- **DIRECTION**:
Lines containing the word "Telephone" should be extracted in full.

- **DATA FOR THE TASK**:
────────

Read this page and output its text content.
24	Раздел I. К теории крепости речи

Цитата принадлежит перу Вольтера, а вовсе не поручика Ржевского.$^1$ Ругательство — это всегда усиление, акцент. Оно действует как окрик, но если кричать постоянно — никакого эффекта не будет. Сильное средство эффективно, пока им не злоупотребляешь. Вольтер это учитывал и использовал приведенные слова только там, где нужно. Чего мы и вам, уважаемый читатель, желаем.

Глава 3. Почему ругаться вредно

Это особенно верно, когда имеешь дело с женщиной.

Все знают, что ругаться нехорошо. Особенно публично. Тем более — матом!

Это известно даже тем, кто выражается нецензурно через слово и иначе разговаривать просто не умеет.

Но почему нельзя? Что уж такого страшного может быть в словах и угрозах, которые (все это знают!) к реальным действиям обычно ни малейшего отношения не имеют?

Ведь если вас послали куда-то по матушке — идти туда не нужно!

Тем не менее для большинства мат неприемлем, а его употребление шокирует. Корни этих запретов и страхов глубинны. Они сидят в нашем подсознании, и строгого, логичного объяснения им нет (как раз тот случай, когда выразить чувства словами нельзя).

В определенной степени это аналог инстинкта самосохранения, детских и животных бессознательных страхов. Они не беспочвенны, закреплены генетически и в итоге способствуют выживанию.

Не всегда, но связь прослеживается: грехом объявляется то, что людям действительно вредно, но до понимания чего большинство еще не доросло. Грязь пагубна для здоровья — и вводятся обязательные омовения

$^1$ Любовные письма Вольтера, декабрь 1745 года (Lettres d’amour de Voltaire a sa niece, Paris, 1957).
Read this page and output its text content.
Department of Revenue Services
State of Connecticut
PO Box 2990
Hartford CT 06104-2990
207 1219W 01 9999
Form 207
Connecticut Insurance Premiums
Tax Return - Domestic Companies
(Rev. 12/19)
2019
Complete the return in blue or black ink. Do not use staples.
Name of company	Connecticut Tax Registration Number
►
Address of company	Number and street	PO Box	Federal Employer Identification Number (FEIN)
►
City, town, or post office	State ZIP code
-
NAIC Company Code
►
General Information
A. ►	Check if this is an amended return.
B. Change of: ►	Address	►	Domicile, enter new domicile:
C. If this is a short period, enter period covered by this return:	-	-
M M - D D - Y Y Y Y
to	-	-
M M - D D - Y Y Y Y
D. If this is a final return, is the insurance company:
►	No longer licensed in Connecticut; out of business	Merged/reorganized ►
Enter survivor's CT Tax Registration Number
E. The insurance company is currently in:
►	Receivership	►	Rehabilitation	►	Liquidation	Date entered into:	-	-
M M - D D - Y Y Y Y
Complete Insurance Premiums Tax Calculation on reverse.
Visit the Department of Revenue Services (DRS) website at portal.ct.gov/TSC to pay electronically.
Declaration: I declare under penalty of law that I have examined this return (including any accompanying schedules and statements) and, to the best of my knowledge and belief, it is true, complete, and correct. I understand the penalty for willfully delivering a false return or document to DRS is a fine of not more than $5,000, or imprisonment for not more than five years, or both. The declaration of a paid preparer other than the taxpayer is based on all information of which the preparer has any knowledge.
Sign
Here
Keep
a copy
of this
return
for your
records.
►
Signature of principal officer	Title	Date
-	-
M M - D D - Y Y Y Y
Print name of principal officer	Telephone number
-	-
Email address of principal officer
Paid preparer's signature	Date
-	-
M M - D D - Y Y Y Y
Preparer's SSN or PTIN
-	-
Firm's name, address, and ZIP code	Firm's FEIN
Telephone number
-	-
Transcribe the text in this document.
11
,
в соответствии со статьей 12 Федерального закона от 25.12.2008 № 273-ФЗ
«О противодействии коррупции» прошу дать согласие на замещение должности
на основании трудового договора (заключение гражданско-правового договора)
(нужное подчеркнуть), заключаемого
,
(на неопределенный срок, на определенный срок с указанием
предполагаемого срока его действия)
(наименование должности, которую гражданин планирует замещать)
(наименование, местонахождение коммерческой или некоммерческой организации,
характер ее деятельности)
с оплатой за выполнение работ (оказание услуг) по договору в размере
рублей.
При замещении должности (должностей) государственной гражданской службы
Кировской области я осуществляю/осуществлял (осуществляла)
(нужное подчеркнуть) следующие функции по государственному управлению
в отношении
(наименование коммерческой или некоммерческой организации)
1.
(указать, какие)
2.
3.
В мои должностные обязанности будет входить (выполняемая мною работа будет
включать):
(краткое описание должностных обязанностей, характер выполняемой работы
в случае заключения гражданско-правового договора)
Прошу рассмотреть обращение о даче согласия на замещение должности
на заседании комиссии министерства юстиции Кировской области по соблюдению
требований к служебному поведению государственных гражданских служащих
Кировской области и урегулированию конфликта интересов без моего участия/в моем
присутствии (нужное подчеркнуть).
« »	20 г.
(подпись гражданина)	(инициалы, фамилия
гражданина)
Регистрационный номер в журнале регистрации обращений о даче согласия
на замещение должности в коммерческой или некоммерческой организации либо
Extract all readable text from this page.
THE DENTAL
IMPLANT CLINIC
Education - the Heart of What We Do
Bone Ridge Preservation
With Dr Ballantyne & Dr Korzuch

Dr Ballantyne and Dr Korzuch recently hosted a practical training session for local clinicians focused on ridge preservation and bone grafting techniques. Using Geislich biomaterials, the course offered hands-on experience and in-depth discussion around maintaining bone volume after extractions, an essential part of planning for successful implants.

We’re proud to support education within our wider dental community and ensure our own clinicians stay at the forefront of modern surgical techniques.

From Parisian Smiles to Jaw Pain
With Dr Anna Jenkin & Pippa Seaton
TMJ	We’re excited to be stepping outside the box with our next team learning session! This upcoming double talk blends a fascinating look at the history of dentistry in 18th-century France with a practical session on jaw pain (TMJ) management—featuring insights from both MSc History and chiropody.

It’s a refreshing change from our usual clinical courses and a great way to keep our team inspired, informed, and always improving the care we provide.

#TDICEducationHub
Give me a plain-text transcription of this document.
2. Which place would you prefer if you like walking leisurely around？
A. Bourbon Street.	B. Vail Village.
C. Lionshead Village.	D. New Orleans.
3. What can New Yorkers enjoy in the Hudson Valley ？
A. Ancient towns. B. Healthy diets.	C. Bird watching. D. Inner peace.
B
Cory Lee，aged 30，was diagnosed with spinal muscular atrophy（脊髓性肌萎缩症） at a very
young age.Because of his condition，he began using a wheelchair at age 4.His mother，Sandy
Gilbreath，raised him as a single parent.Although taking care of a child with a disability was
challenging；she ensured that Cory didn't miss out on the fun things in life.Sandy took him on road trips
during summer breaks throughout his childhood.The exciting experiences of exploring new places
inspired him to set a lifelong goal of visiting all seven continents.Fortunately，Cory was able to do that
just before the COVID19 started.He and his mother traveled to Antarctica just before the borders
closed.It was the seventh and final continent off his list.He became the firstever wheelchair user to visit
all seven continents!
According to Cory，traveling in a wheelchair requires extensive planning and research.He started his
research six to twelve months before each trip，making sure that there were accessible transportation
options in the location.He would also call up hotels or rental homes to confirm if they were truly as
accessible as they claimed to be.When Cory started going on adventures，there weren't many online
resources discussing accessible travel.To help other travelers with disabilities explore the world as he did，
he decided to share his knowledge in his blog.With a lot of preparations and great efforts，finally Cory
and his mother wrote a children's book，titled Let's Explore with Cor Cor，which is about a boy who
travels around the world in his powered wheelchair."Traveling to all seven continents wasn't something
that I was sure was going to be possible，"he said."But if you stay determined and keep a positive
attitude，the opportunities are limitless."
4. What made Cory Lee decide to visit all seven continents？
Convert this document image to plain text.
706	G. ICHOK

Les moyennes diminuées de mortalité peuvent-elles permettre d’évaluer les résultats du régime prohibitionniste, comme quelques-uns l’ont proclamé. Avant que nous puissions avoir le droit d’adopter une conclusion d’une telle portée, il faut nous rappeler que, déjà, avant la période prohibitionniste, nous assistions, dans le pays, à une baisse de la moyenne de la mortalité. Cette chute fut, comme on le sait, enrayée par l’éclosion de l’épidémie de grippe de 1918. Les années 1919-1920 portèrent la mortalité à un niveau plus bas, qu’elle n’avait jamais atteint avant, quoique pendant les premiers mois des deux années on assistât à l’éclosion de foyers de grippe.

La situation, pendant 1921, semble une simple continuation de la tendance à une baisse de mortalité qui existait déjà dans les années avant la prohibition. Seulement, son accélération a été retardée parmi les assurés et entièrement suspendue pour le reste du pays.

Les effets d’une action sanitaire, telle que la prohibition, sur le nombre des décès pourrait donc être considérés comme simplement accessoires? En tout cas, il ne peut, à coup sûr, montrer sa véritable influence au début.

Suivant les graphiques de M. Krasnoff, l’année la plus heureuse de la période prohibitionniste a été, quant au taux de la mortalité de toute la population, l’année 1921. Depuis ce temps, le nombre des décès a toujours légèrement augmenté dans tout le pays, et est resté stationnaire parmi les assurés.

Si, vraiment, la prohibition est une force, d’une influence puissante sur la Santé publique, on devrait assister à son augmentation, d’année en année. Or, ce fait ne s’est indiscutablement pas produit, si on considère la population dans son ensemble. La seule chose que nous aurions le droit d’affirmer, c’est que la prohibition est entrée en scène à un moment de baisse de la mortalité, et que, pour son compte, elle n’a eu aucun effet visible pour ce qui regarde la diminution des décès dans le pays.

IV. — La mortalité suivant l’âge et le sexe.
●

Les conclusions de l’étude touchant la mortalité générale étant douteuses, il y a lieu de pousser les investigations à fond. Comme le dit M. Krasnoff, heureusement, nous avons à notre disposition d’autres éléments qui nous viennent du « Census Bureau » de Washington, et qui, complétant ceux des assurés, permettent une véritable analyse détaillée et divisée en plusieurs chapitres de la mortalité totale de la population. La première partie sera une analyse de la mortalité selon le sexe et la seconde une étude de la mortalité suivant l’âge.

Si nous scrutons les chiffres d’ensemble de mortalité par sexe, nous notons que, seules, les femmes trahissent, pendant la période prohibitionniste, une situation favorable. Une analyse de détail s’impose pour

────────

- **REPLY TO THE EXERCISE**:
Print name of principal officer	Telephone number
Telephone number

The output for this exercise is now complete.